— begin —

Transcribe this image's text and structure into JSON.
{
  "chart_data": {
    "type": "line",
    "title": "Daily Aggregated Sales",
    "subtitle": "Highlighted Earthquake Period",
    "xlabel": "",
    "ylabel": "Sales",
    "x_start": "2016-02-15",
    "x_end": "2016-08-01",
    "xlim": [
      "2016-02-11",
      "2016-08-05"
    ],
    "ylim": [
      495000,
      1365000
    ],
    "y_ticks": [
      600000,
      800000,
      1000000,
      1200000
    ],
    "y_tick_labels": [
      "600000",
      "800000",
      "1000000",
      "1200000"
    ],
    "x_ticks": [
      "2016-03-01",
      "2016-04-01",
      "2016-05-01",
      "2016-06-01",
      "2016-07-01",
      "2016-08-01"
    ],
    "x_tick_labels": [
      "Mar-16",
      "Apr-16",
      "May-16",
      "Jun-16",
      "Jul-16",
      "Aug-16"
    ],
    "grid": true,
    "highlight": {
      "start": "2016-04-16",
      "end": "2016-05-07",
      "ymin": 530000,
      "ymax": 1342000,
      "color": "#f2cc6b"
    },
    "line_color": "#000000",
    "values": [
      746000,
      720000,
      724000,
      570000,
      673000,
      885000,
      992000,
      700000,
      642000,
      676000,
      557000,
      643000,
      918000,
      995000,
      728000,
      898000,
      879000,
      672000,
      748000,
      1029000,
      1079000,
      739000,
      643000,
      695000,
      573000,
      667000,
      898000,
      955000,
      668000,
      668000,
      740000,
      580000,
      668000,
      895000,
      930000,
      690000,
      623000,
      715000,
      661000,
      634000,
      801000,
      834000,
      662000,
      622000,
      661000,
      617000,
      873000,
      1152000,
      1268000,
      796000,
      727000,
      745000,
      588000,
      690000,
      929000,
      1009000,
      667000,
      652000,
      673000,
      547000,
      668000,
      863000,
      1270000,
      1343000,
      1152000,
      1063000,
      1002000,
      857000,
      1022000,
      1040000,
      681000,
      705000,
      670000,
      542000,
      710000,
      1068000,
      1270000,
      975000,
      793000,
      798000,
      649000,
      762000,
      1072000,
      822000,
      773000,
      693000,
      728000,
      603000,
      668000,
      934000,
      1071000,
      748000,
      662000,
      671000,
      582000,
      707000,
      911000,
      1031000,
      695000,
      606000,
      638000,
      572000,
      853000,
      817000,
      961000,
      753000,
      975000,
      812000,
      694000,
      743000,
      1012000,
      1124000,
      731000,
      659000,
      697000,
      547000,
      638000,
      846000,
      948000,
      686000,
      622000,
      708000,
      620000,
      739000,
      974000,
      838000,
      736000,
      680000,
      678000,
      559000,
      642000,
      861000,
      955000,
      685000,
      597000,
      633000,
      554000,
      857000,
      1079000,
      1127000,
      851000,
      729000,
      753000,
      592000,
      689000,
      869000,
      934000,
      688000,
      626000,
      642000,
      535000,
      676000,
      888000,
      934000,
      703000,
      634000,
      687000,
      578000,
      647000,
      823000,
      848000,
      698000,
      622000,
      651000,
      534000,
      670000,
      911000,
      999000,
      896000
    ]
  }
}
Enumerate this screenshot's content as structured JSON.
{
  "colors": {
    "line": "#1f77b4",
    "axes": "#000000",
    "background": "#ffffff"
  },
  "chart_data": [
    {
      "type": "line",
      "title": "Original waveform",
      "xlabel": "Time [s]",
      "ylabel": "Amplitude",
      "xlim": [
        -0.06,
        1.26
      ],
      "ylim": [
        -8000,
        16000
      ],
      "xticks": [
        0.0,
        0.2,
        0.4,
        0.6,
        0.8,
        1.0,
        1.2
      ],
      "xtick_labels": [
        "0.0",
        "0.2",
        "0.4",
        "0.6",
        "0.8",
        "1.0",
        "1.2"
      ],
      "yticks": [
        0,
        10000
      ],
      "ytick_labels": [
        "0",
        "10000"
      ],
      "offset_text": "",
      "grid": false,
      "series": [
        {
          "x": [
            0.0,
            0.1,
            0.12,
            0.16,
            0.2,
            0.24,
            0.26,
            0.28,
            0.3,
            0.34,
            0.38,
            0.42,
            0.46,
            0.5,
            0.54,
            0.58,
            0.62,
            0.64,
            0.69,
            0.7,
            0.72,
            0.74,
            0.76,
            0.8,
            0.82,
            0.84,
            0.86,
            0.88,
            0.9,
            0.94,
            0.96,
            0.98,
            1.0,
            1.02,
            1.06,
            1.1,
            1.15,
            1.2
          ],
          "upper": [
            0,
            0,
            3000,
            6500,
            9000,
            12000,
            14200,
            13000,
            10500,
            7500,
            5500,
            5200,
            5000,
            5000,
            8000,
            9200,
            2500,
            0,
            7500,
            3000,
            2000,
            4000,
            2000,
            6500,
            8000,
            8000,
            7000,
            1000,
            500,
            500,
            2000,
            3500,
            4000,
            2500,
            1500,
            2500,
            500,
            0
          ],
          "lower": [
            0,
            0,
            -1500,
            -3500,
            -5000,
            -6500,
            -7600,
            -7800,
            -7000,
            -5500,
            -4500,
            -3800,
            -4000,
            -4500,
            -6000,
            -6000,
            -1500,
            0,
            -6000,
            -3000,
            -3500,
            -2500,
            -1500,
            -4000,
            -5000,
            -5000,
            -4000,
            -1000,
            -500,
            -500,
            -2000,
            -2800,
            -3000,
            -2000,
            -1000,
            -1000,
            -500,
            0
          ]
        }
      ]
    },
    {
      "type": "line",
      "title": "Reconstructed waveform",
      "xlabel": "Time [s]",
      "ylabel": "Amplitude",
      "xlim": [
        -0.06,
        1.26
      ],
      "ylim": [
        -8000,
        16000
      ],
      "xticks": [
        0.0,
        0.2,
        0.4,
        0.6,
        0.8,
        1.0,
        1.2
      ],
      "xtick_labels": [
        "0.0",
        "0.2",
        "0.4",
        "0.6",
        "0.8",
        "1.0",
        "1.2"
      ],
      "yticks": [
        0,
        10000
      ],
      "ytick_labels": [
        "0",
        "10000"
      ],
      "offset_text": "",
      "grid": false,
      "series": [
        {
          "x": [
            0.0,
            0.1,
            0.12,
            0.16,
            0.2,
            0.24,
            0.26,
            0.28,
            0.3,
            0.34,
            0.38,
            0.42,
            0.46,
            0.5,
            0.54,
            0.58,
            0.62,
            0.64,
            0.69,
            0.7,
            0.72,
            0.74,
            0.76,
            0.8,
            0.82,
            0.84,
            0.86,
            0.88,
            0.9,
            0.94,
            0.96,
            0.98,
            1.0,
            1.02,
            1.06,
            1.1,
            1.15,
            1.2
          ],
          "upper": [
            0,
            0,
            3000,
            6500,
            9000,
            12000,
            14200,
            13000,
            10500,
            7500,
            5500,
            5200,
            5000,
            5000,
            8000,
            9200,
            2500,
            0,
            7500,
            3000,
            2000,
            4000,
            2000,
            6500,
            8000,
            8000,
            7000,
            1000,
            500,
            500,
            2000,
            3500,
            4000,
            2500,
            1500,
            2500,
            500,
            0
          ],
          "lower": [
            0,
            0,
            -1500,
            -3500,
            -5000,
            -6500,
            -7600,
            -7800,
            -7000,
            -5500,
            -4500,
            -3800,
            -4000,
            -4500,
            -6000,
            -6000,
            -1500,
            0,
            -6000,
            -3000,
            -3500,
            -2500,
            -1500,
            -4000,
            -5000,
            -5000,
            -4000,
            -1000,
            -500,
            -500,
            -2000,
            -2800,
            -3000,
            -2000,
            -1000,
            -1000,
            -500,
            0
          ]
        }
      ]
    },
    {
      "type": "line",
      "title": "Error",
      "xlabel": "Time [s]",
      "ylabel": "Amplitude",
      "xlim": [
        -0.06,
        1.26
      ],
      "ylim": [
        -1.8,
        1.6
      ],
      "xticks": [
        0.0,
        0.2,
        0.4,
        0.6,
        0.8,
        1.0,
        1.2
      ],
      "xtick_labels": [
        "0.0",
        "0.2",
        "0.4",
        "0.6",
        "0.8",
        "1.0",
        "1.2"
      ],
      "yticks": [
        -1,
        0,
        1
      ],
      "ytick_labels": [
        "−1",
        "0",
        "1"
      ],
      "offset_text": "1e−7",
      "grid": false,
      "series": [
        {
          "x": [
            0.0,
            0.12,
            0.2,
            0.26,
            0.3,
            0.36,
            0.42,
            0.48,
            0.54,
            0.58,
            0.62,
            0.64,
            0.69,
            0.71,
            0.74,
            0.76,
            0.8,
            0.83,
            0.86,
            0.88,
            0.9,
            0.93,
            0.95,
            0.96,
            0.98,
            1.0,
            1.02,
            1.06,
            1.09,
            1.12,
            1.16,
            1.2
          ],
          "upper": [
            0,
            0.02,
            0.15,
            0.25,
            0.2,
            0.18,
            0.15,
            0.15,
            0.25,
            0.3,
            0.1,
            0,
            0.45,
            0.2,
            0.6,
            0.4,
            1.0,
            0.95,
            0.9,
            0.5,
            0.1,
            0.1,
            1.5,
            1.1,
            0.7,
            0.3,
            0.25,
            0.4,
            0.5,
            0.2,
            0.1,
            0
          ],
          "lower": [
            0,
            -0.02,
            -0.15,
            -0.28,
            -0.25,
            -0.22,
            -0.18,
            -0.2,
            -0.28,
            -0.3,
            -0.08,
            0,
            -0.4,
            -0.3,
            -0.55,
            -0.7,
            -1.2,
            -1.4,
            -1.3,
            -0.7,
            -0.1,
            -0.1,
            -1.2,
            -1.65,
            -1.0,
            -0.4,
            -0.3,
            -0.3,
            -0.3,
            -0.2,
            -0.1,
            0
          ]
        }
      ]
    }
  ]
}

— end —

Copy all lines of the listing above that contain the string "waveform".

■ COMPLETE ANSWER ■
      "title": "Original waveform",
      "title": "Reconstructed waveform",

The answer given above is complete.